• WRITTEN PROBLEM:
Can you write out the whole listing exactly?
— START OF DATA FOR THIS EXERCISE —
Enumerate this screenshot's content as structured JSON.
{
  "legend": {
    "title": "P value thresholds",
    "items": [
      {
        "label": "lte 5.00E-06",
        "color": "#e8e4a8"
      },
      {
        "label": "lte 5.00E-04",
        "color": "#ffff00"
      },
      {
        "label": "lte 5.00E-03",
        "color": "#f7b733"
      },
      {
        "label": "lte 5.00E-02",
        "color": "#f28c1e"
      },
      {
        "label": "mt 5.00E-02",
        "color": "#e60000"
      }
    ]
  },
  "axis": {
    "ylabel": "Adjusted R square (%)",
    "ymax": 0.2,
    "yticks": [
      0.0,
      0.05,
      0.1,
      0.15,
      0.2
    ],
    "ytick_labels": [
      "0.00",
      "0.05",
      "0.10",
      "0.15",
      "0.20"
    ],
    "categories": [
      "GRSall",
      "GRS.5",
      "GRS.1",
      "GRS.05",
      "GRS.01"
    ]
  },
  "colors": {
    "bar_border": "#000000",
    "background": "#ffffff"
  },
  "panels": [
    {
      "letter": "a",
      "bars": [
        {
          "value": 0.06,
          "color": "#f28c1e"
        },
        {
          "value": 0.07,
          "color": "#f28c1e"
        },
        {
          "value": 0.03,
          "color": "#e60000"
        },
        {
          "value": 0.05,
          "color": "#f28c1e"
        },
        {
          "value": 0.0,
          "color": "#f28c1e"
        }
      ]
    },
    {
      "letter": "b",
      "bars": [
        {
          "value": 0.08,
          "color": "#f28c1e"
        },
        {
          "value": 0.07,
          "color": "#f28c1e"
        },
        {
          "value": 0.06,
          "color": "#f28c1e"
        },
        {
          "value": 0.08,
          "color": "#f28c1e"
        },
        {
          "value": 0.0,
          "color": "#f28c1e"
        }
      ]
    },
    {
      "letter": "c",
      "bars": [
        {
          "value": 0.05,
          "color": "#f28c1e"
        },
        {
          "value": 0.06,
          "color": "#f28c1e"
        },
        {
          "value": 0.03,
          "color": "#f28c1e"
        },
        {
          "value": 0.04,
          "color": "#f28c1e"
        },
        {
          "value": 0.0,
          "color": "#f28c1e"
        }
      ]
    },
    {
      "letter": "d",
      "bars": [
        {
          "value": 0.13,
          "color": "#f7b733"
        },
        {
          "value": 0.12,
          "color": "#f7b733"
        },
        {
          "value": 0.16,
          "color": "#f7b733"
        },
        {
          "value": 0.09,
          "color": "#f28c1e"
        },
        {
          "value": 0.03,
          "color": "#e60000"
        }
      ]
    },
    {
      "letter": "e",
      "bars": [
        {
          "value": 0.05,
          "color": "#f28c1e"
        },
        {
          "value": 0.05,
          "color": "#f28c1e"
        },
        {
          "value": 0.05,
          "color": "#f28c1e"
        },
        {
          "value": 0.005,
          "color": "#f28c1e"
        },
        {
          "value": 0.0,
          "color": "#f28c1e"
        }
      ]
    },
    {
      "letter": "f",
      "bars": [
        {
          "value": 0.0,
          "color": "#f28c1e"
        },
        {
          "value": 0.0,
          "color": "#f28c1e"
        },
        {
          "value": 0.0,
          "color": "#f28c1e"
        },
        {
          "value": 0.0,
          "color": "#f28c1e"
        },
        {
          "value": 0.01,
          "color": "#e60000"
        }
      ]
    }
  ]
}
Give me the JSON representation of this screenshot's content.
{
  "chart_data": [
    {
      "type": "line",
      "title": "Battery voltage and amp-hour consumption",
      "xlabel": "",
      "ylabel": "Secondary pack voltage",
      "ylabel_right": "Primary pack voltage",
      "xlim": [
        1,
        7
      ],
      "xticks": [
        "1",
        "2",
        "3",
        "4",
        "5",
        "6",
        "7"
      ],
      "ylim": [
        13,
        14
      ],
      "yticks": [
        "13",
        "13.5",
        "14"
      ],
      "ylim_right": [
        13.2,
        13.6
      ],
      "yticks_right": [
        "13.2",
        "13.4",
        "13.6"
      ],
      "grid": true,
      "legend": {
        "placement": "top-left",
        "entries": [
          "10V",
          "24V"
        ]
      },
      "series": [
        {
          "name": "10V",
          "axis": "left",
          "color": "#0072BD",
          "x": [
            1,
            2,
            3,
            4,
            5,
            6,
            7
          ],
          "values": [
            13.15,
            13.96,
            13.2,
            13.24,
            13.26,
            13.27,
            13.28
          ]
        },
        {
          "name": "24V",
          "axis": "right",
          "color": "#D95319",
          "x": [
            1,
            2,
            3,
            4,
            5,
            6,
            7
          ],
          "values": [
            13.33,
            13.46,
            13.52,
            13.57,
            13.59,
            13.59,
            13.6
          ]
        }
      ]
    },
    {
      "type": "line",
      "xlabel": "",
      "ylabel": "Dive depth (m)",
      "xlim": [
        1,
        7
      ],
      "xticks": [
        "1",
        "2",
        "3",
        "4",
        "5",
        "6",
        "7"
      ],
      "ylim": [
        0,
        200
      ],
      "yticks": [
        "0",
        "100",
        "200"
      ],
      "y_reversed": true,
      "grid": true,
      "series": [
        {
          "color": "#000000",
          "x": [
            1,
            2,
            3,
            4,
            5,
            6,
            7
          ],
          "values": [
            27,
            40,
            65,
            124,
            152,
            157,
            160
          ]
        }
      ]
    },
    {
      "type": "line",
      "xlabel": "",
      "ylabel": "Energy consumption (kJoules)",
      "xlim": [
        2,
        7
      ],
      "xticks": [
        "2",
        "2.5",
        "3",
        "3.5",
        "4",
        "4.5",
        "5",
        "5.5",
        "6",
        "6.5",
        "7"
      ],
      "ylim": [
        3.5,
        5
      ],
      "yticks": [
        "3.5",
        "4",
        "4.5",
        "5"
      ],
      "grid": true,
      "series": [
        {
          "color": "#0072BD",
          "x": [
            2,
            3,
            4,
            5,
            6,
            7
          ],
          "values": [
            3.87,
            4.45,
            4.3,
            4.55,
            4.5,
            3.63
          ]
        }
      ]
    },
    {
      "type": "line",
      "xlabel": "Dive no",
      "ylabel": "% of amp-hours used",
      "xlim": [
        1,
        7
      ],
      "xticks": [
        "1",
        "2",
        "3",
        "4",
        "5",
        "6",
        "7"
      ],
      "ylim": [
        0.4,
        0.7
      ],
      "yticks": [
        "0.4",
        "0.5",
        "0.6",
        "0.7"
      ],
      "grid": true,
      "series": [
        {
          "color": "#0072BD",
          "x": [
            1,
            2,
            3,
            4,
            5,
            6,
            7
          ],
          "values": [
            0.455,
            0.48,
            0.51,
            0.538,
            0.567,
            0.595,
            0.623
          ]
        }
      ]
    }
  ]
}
— END OF DATA FOR THIS EXERCISE —
• ANSWER TO THIS EXERCISE:
Enumerate this screenshot's content as structured JSON.
{
  "legend": {
    "title": "P value thresholds",
    "items": [
      {
        "label": "lte 5.00E-06",
        "color": "#e8e4a8"
      },
      {
        "label": "lte 5.00E-04",
        "color": "#ffff00"
      },
      {
        "label": "lte 5.00E-03",
        "color": "#f7b733"
      },
      {
        "label": "lte 5.00E-02",
        "color": "#f28c1e"
      },
      {
        "label": "mt 5.00E-02",
        "color": "#e60000"
      }
    ]
  },
  "axis": {
    "ylabel": "Adjusted R square (%)",
    "ymax": 0.2,
    "yticks": [
      0.0,
      0.05,
      0.1,
      0.15,
      0.2
    ],
    "ytick_labels": [
      "0.00",
      "0.05",
      "0.10",
      "0.15",
      "0.20"
    ],
    "categories": [
      "GRSall",
      "GRS.5",
      "GRS.1",
      "GRS.05",
      "GRS.01"
    ]
  },
  "colors": {
    "bar_border": "#000000",
    "background": "#ffffff"
  },
  "panels": [
    {
      "letter": "a",
      "bars": [
        {
          "value": 0.06,
          "color": "#f28c1e"
        },
        {
          "value": 0.07,
          "color": "#f28c1e"
        },
        {
          "value": 0.03,
          "color": "#e60000"
        },
        {
          "value": 0.05,
          "color": "#f28c1e"
        },
        {
          "value": 0.0,
          "color": "#f28c1e"
        }
      ]
    },
    {
      "letter": "b",
      "bars": [
        {
          "value": 0.08,
          "color": "#f28c1e"
        },
        {
          "value": 0.07,
          "color": "#f28c1e"
        },
        {
          "value": 0.06,
          "color": "#f28c1e"
        },
        {
          "value": 0.08,
          "color": "#f28c1e"
        },
        {
          "value": 0.0,
          "color": "#f28c1e"
        }
      ]
    },
    {
      "letter": "c",
      "bars": [
        {
          "value": 0.05,
          "color": "#f28c1e"
        },
        {
          "value": 0.06,
          "color": "#f28c1e"
        },
        {
          "value": 0.03,
          "color": "#f28c1e"
        },
        {
          "value": 0.04,
          "color": "#f28c1e"
        },
        {
          "value": 0.0,
          "color": "#f28c1e"
        }
      ]
    },
    {
      "letter": "d",
      "bars": [
        {
          "value": 0.13,
          "color": "#f7b733"
        },
        {
          "value": 0.12,
          "color": "#f7b733"
        },
        {
          "value": 0.16,
          "color": "#f7b733"
        },
        {
          "value": 0.09,
          "color": "#f28c1e"
        },
        {
          "value": 0.03,
          "color": "#e60000"
        }
      ]
    },
    {
      "letter": "e",
      "bars": [
        {
          "value": 0.05,
          "color": "#f28c1e"
        },
        {
          "value": 0.05,
          "color": "#f28c1e"
        },
        {
          "value": 0.05,
          "color": "#f28c1e"
        },
        {
          "value": 0.005,
          "color": "#f28c1e"
        },
        {
          "value": 0.0,
          "color": "#f28c1e"
        }
      ]
    },
    {
      "letter": "f",
      "bars": [
        {
          "value": 0.0,
          "color": "#f28c1e"
        },
        {
          "value": 0.0,
          "color": "#f28c1e"
        },
        {
          "value": 0.0,
          "color": "#f28c1e"
        },
        {
          "value": 0.0,
          "color": "#f28c1e"
        },
        {
          "value": 0.01,
          "color": "#e60000"
        }
      ]
    }
  ]
}
Give me the JSON representation of this screenshot's content.
{
  "chart_data": [
    {
      "type": "line",
      "title": "Battery voltage and amp-hour consumption",
      "xlabel": "",
      "ylabel": "Secondary pack voltage",
      "ylabel_right": "Primary pack voltage",
      "xlim": [
        1,
        7
      ],
      "xticks": [
        "1",
        "2",
        "3",
        "4",
        "5",
        "6",
        "7"
      ],
      "ylim": [
        13,
        14
      ],
      "yticks": [
        "13",
        "13.5",
        "14"
      ],
      "ylim_right": [
        13.2,
        13.6
      ],
      "yticks_right": [
        "13.2",
        "13.4",
        "13.6"
      ],
      "grid": true,
      "legend": {
        "placement": "top-left",
        "entries": [
          "10V",
          "24V"
        ]
      },
      "series": [
        {
          "name": "10V",
          "axis": "left",
          "color": "#0072BD",
          "x": [
            1,
            2,
            3,
            4,
            5,
            6,
            7
          ],
          "values": [
            13.15,
            13.96,
            13.2,
            13.24,
            13.26,
            13.27,
            13.28
          ]
        },
        {
          "name": "24V",
          "axis": "right",
          "color": "#D95319",
          "x": [
            1,
            2,
            3,
            4,
            5,
            6,
            7
          ],
          "values": [
            13.33,
            13.46,
            13.52,
            13.57,
            13.59,
            13.59,
            13.6
          ]
        }
      ]
    },
    {
      "type": "line",
      "xlabel": "",
      "ylabel": "Dive depth (m)",
      "xlim": [
        1,
        7
      ],
      "xticks": [
        "1",
        "2",
        "3",
        "4",
        "5",
        "6",
        "7"
      ],
      "ylim": [
        0,
        200
      ],
      "yticks": [
        "0",
        "100",
        "200"
      ],
      "y_reversed": true,
      "grid": true,
      "series": [
        {
          "color": "#000000",
          "x": [
            1,
            2,
            3,
            4,
            5,
            6,
            7
          ],
          "values": [
            27,
            40,
            65,
            124,
            152,
            157,
            160
          ]
        }
      ]
    },
    {
      "type": "line",
      "xlabel": "",
      "ylabel": "Energy consumption (kJoules)",
      "xlim": [
        2,
        7
      ],
      "xticks": [
        "2",
        "2.5",
        "3",
        "3.5",
        "4",
        "4.5",
        "5",
        "5.5",
        "6",
        "6.5",
        "7"
      ],
      "ylim": [
        3.5,
        5
      ],
      "yticks": [
        "3.5",
        "4",
        "4.5",
        "5"
      ],
      "grid": true,
      "series": [
        {
          "color": "#0072BD",
          "x": [
            2,
            3,
            4,
            5,
            6,
            7
          ],
          "values": [
            3.87,
            4.45,
            4.3,
            4.55,
            4.5,
            3.63
          ]
        }
      ]
    },
    {
      "type": "line",
      "xlabel": "Dive no",
      "ylabel": "% of amp-hours used",
      "xlim": [
        1,
        7
      ],
      "xticks": [
        "1",
        "2",
        "3",
        "4",
        "5",
        "6",
        "7"
      ],
      "ylim": [
        0.4,
        0.7
      ],
      "yticks": [
        "0.4",
        "0.5",
        "0.6",
        "0.7"
      ],
      "grid": true,
      "series": [
        {
          "color": "#0072BD",
          "x": [
            1,
            2,
            3,
            4,
            5,
            6,
            7
          ],
          "values": [
            0.455,
            0.48,
            0.51,
            0.538,
            0.567,
            0.595,
            0.623
          ]
        }
      ]
    }
  ]
}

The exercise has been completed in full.